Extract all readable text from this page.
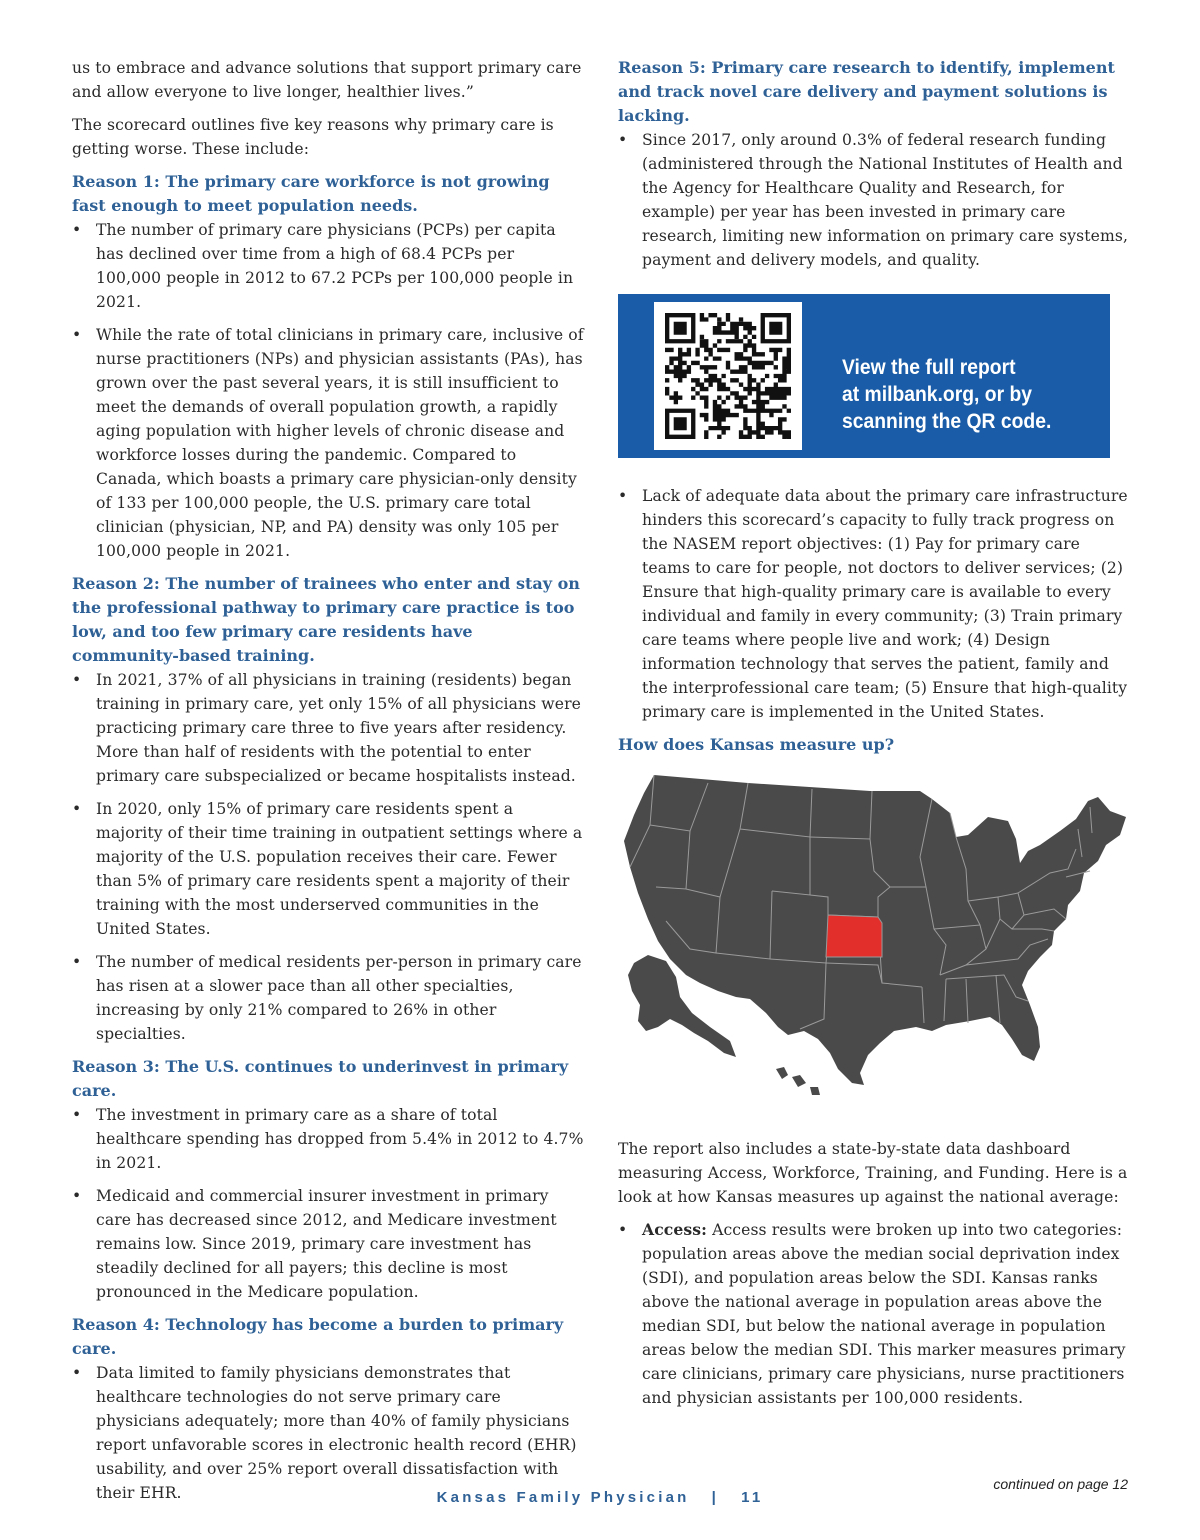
us to embrace and advance solutions that support primary care and allow everyone to live longer, healthier lives.”

The scorecard outlines five key reasons why primary care is getting worse. These include:

Reason 1: The primary care workforce is not growing fast enough to meet population needs.
• The number of primary care physicians (PCPs) per capita has declined over time from a high of 68.4 PCPs per 100,000 people in 2012 to 67.2 PCPs per 100,000 people in 2021.
• While the rate of total clinicians in primary care, inclusive of nurse practitioners (NPs) and physician assistants (PAs), has grown over the past several years, it is still insufficient to meet the demands of overall population growth, a rapidly aging population with higher levels of chronic disease and workforce losses during the pandemic. Compared to Canada, which boasts a primary care physician-only density of 133 per 100,000 people, the U.S. primary care total clinician (physician, NP, and PA) density was only 105 per 100,000 people in 2021.
Reason 2: The number of trainees who enter and stay on the professional pathway to primary care practice is too low, and too few primary care residents have community-based training.
• In 2021, 37% of all physicians in training (residents) began training in primary care, yet only 15% of all physicians were practicing primary care three to five years after residency. More than half of residents with the potential to enter primary care subspecialized or became hospitalists instead.
• In 2020, only 15% of primary care residents spent a majority of their time training in outpatient settings where a majority of the U.S. population receives their care. Fewer than 5% of primary care residents spent a majority of their training with the most underserved communities in the United States.
• The number of medical residents per-person in primary care has risen at a slower pace than all other specialties, increasing by only 21% compared to 26% in other specialties.
Reason 3: The U.S. continues to underinvest in primary care.
• The investment in primary care as a share of total healthcare spending has dropped from 5.4% in 2012 to 4.7% in 2021.
• Medicaid and commercial insurer investment in primary care has decreased since 2012, and Medicare investment remains low. Since 2019, primary care investment has steadily declined for all payers; this decline is most pronounced in the Medicare population.
Reason 4: Technology has become a burden to primary care.
• Data limited to family physicians demonstrates that healthcare technologies do not serve primary care physicians adequately; more than 40% of family physicians report unfavorable scores in electronic health record (EHR) usability, and over 25% report overall dissatisfaction with their EHR.
Reason 5: Primary care research to identify, implement and track novel care delivery and payment solutions is lacking.
• Since 2017, only around 0.3% of federal research funding (administered through the National Institutes of Health and the Agency for Healthcare Quality and Research, for example) per year has been invested in primary care research, limiting new information on primary care systems, payment and delivery models, and quality.
View the full report
at milbank.org, or by
scanning the QR code.
• Lack of adequate data about the primary care infrastructure hinders this scorecard’s capacity to fully track progress on the NASEM report objectives: (1) Pay for primary care teams to care for people, not doctors to deliver services; (2) Ensure that high-quality primary care is available to every individual and family in every community; (3) Train primary care teams where people live and work; (4) Design information technology that serves the patient, family and the interprofessional care team; (5) Ensure that high-quality primary care is implemented in the United States.
How does Kansas measure up?

The report also includes a state-by-state data dashboard measuring Access, Workforce, Training, and Funding. Here is a look at how Kansas measures up against the national average:

• Access: Access results were broken up into two categories: population areas above the median social deprivation index (SDI), and population areas below the SDI. Kansas ranks above the national average in population areas above the median SDI, but below the national average in population areas below the median SDI. This marker measures primary care clinicians, primary care physicians, nurse practitioners and physician assistants per 100,000 residents.
continued on page 12
Kansas Family Physician | 11
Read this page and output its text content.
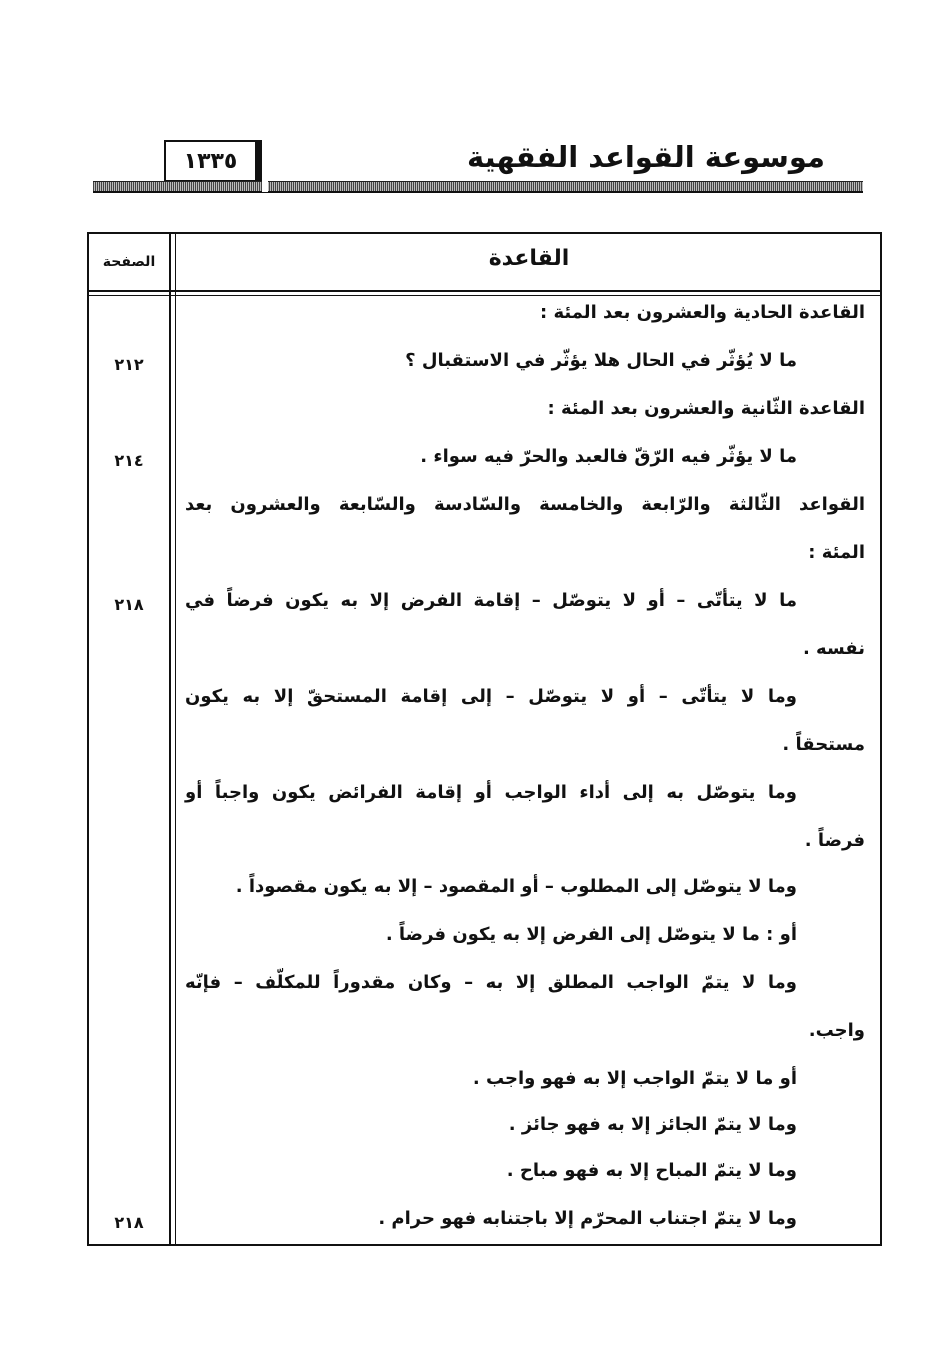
موسوعة القواعد الفقهية
١٣٣٥
القاعدة
الصفحة
القاعدة الحادية والعشرون بعد المئة :
ما لا يُؤثّر في الحال هلا يؤثّر في الاستقبال ؟
القاعدة الثّانية والعشرون بعد المئة :
ما لا يؤثّر فيه الرّقّ فالعبد والحرّ فيه سواء .
القواعد الثّالثة والرّابعة والخامسة والسّادسة والسّابعة والعشرون بعد
المئة :
ما لا يتأتّى – أو لا يتوصّل – إقامة الفرض إلا به يكون فرضاً في
نفسه .
وما لا يتأتّى – أو لا يتوصّل – إلى إقامة المستحقّ إلا به يكون
مستحقاً .
وما يتوصّل به إلى أداء الواجب أو إقامة الفرائض يكون واجباً أو
فرضاً .
وما لا يتوصّل إلى المطلوب – أو المقصود – إلا به يكون مقصوداً .
أو : ما لا يتوصّل إلى الفرض إلا به يكون فرضاً .
وما لا يتمّ الواجب المطلق إلا به – وكان مقدوراً للمكلّف – فإنّه
واجب.
أو ما لا يتمّ الواجب إلا به فهو واجب .
وما لا يتمّ الجائز إلا به فهو جائز .
وما لا يتمّ المباح إلا به فهو مباح .
وما لا يتمّ اجتناب المحرّم إلا باجتنابه فهو حرام .
٢١٢
٢١٤
٢١٨
٢١٨
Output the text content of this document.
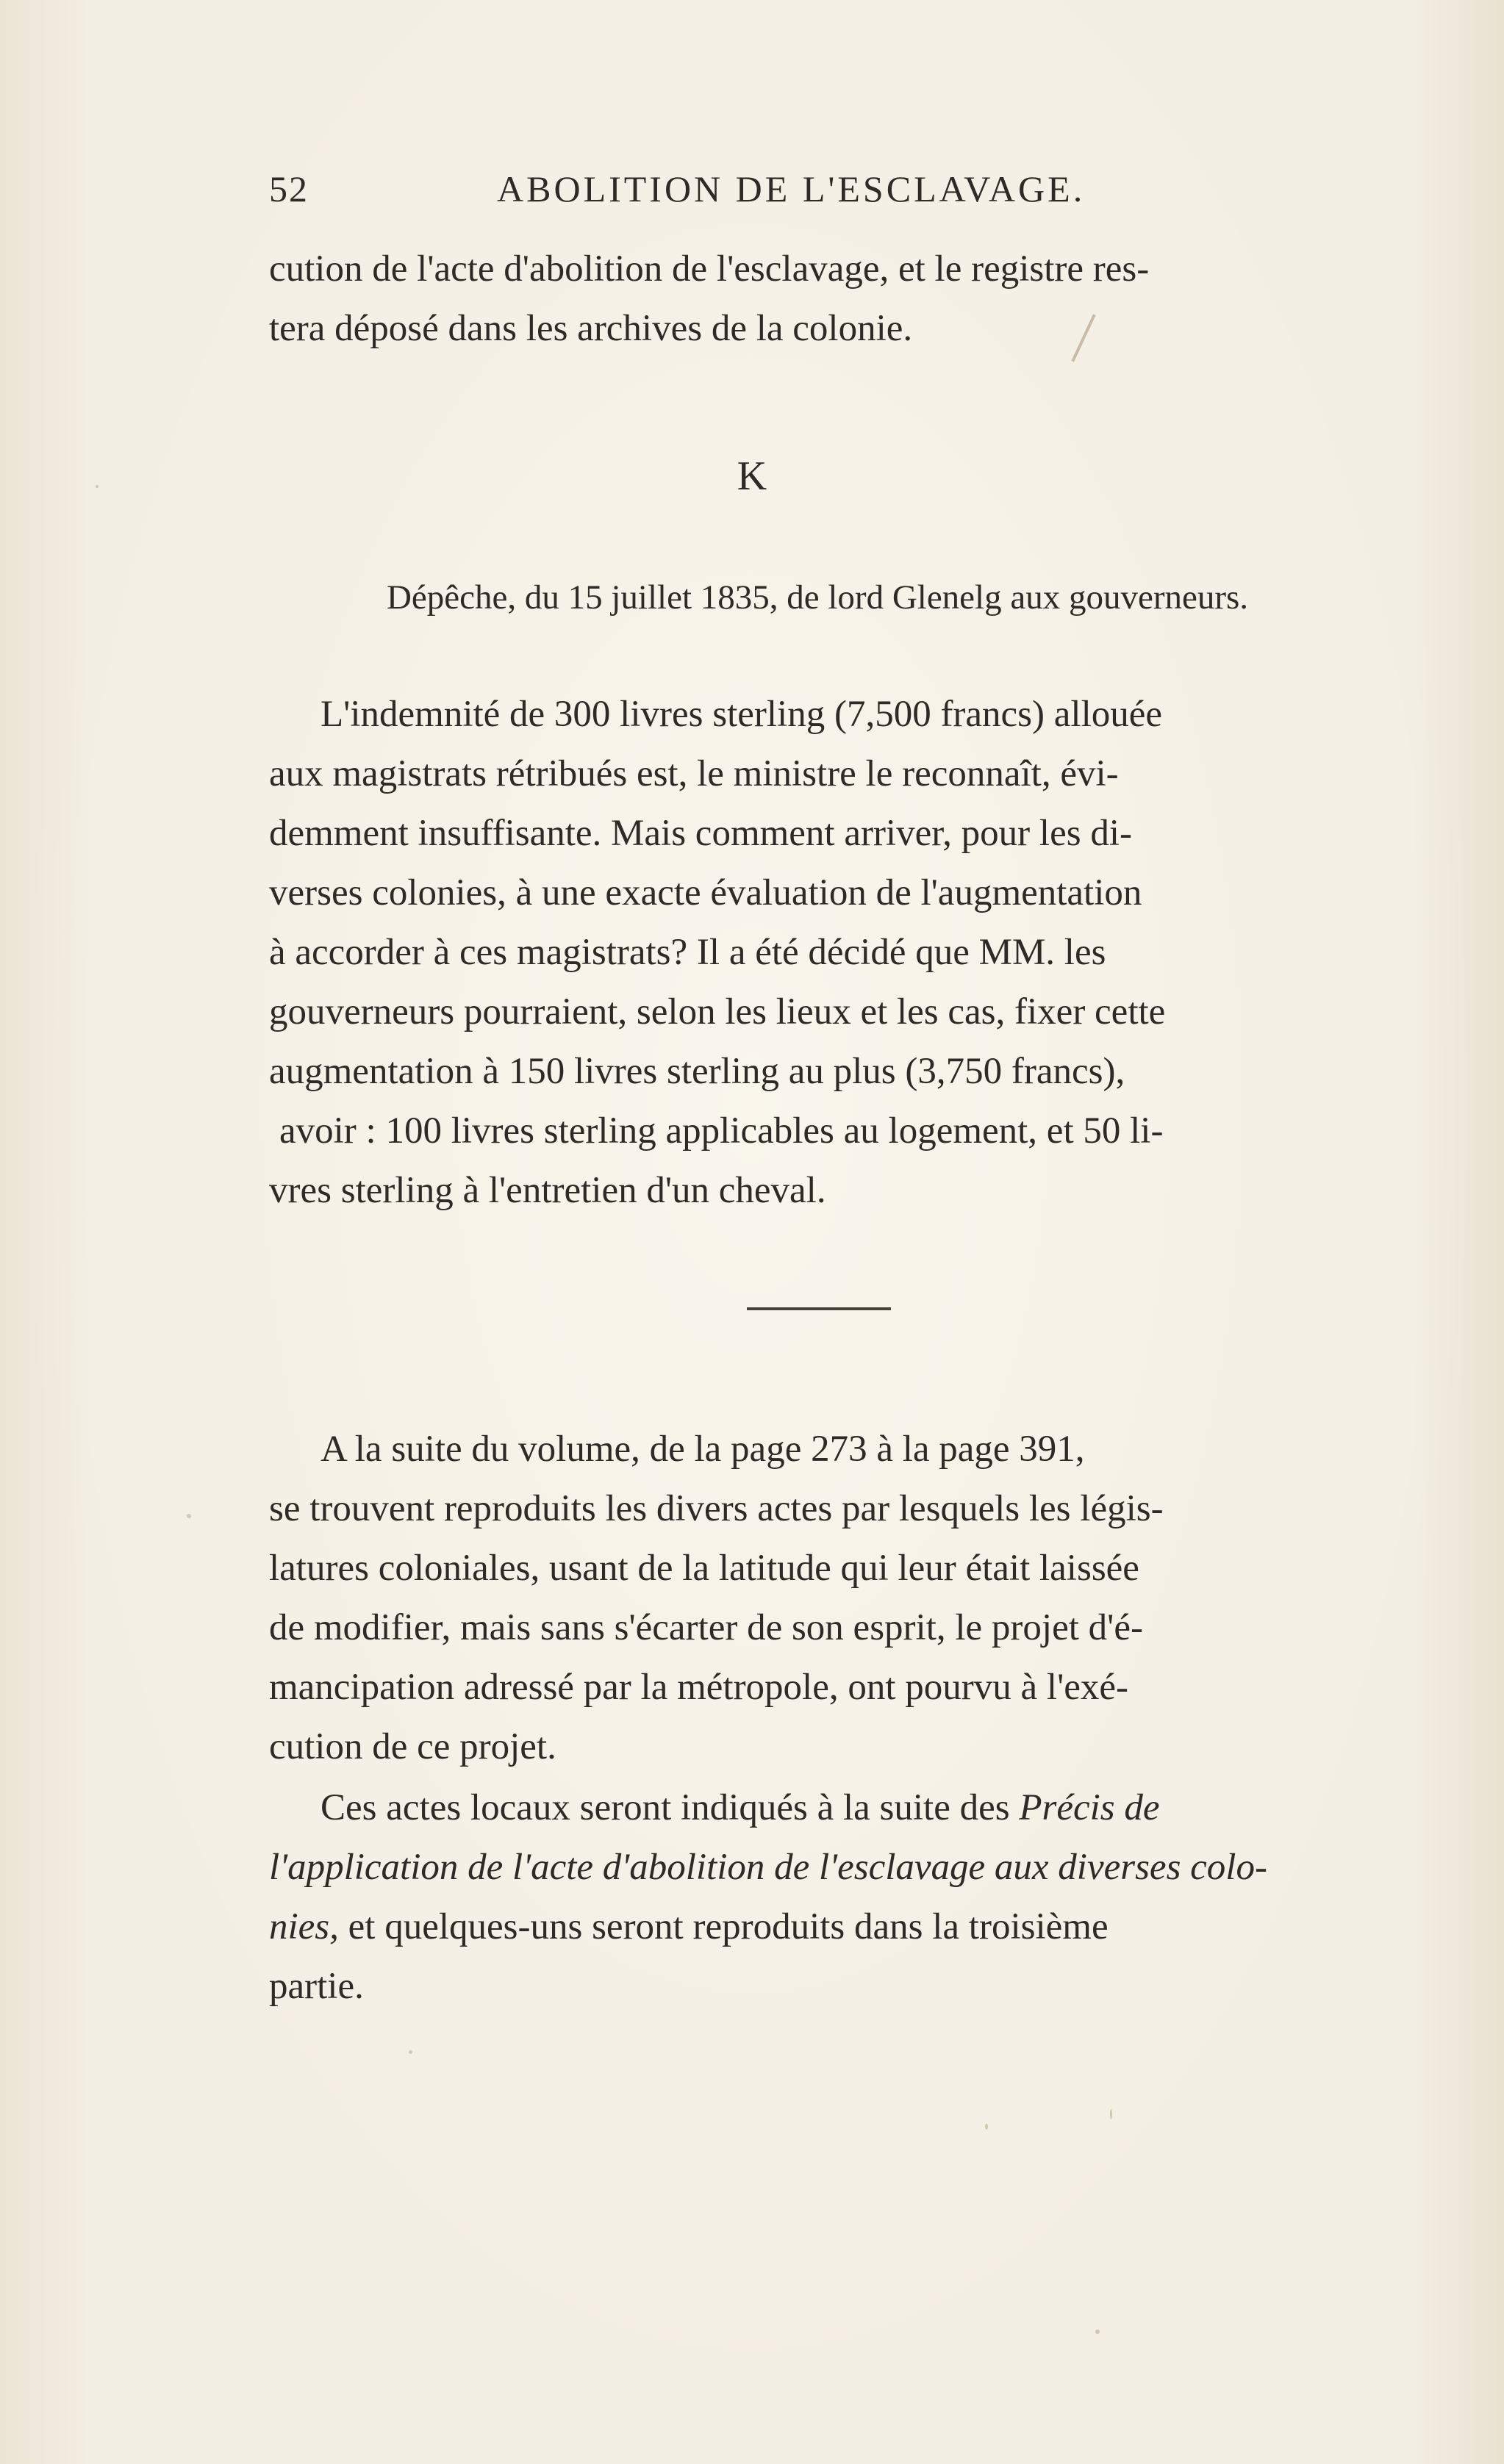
52	ABOLITION DE L'ESCLAVAGE.
cution de l'acte d'abolition de l'esclavage, et le registre res-
tera déposé dans les archives de la colonie.
K
Dépêche, du 15 juillet 1835, de lord Glenelg aux gouverneurs.
L'indemnité de 300 livres sterling (7,500 francs) allouée
aux magistrats rétribués est, le ministre le reconnaît, évi-
demment insuffisante. Mais comment arriver, pour les di-
verses colonies, à une exacte évaluation de l'augmentation
à accorder à ces magistrats? Il a été décidé que MM. les
gouverneurs pourraient, selon les lieux et les cas, fixer cette
augmentation à 150 livres sterling au plus (3,750 francs),
avoir : 100 livres sterling applicables au logement, et 50 li-
vres sterling à l'entretien d'un cheval.
A la suite du volume, de la page 273 à la page 391,
se trouvent reproduits les divers actes par lesquels les légis-
latures coloniales, usant de la latitude qui leur était laissée
de modifier, mais sans s'écarter de son esprit, le projet d'é-
mancipation adressé par la métropole, ont pourvu à l'exé-
cution de ce projet.
Ces actes locaux seront indiqués à la suite des Précis de
l'application de l'acte d'abolition de l'esclavage aux diverses colo-
nies, et quelques-uns seront reproduits dans la troisième
partie.
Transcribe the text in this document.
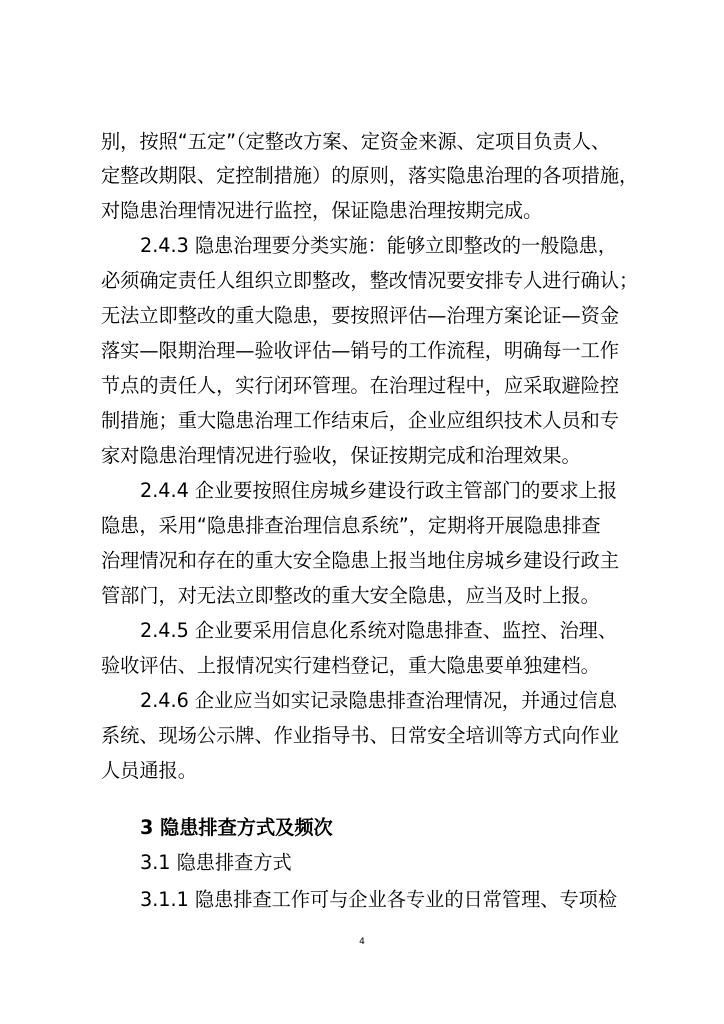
别，按照“五定”（定整改方案、定资金来源、定项目负责人、
定整改期限、定控制措施）的原则，落实隐患治理的各项措施，
对隐患治理情况进行监控，保证隐患治理按期完成。
2.4.3 隐患治理要分类实施：能够立即整改的一般隐患，
必须确定责任人组织立即整改，整改情况要安排专人进行确认；
无法立即整改的重大隐患，要按照评估—治理方案论证—资金
落实—限期治理—验收评估—销号的工作流程，明确每一工作
节点的责任人，实行闭环管理。在治理过程中，应采取避险控
制措施；重大隐患治理工作结束后，企业应组织技术人员和专
家对隐患治理情况进行验收，保证按期完成和治理效果。
2.4.4 企业要按照住房城乡建设行政主管部门的要求上报
隐患，采用“隐患排查治理信息系统”，定期将开展隐患排查
治理情况和存在的重大安全隐患上报当地住房城乡建设行政主
管部门，对无法立即整改的重大安全隐患，应当及时上报。
2.4.5 企业要采用信息化系统对隐患排查、监控、治理、
验收评估、上报情况实行建档登记，重大隐患要单独建档。
2.4.6 企业应当如实记录隐患排查治理情况，并通过信息
系统、现场公示牌、作业指导书、日常安全培训等方式向作业
人员通报。
3 隐患排查方式及频次
3.1 隐患排查方式
3.1.1 隐患排查工作可与企业各专业的日常管理、专项检
4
####################
**WHAT YOU SHOULD DO:** Filter the records, keeping only lines that contain "الفرض", and show those lines.

**FINISHED ANSWER:**
ما لا يتأتّى – أو لا يتوصّل – إقامة الفرض إلا به يكون فرضاً في
أو : ما لا يتوصّل إلى الفرض إلا به يكون فرضاً .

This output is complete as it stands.